Gather the lines from the material that contain "JSON".

(Dataset entries on figures)
****************************************
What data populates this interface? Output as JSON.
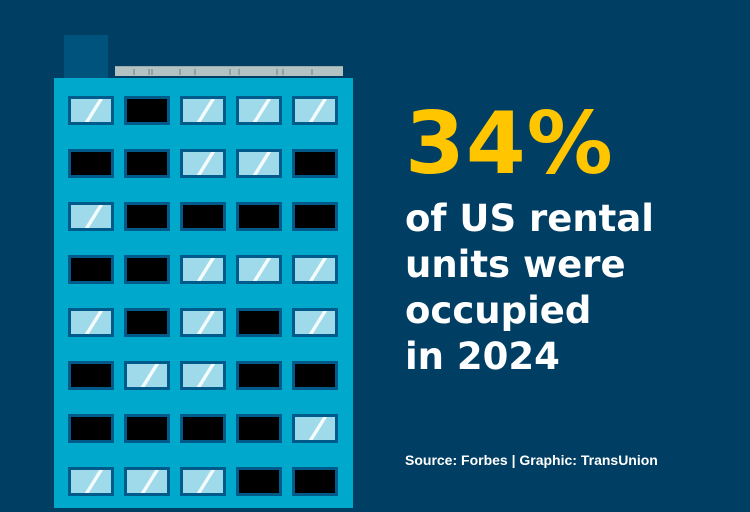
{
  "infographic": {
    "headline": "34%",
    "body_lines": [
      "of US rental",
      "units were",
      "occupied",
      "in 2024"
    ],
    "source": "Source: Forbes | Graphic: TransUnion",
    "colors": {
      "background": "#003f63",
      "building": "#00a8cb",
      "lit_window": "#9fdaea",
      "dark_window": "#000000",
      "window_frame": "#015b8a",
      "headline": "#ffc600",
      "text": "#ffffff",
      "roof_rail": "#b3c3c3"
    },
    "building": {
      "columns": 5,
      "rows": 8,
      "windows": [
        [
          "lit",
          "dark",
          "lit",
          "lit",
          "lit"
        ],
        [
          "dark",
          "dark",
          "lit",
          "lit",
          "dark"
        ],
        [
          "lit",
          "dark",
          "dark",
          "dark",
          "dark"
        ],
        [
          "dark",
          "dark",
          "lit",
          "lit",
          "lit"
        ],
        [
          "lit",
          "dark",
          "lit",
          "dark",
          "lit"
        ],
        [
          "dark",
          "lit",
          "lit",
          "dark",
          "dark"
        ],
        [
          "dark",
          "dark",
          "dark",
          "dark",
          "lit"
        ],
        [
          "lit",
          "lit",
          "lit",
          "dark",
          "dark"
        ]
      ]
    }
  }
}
****************************************
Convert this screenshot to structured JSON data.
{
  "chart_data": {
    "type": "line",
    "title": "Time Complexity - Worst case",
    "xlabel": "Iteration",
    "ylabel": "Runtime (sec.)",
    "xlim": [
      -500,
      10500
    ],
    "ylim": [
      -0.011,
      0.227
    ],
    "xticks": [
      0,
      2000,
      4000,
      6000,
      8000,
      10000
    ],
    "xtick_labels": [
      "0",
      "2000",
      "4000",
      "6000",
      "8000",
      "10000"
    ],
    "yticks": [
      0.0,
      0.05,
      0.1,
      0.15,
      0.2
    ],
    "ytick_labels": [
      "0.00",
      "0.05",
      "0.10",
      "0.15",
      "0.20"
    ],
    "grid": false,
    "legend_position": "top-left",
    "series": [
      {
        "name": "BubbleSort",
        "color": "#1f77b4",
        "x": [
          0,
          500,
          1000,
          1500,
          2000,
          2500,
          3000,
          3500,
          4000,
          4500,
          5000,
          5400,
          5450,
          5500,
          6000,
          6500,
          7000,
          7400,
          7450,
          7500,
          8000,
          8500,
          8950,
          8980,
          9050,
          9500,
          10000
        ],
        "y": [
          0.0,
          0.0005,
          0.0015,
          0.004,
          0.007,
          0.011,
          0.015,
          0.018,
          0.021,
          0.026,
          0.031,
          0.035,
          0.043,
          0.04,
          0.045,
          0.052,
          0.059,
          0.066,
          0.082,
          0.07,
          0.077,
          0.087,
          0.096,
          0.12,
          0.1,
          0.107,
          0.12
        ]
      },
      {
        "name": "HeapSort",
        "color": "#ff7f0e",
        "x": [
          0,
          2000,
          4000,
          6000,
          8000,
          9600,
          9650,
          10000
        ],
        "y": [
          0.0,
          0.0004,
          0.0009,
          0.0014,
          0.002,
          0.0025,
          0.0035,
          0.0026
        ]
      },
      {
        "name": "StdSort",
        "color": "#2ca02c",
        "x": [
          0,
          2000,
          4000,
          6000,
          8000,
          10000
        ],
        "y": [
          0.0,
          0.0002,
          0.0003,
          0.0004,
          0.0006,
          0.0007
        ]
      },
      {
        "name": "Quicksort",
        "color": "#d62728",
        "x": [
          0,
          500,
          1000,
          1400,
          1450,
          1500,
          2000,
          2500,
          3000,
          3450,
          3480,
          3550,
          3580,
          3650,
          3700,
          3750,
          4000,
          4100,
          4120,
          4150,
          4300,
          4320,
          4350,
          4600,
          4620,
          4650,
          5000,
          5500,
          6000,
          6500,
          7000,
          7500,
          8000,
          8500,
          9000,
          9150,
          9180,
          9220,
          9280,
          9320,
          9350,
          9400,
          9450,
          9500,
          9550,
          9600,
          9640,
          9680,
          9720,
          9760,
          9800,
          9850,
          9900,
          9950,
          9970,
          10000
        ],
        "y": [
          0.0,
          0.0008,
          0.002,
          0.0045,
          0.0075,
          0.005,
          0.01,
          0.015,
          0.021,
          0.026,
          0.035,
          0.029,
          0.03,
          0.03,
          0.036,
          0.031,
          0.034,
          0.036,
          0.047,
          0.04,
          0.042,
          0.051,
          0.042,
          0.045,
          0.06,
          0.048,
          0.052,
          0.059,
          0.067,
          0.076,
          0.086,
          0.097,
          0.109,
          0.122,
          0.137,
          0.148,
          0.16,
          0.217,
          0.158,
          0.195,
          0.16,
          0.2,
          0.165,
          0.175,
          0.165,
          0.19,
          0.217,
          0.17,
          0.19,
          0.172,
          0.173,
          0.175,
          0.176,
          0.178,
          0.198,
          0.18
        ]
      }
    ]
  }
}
****************************************
Solution —
What data populates this interface? Output as JSON.
Convert this screenshot to structured JSON data.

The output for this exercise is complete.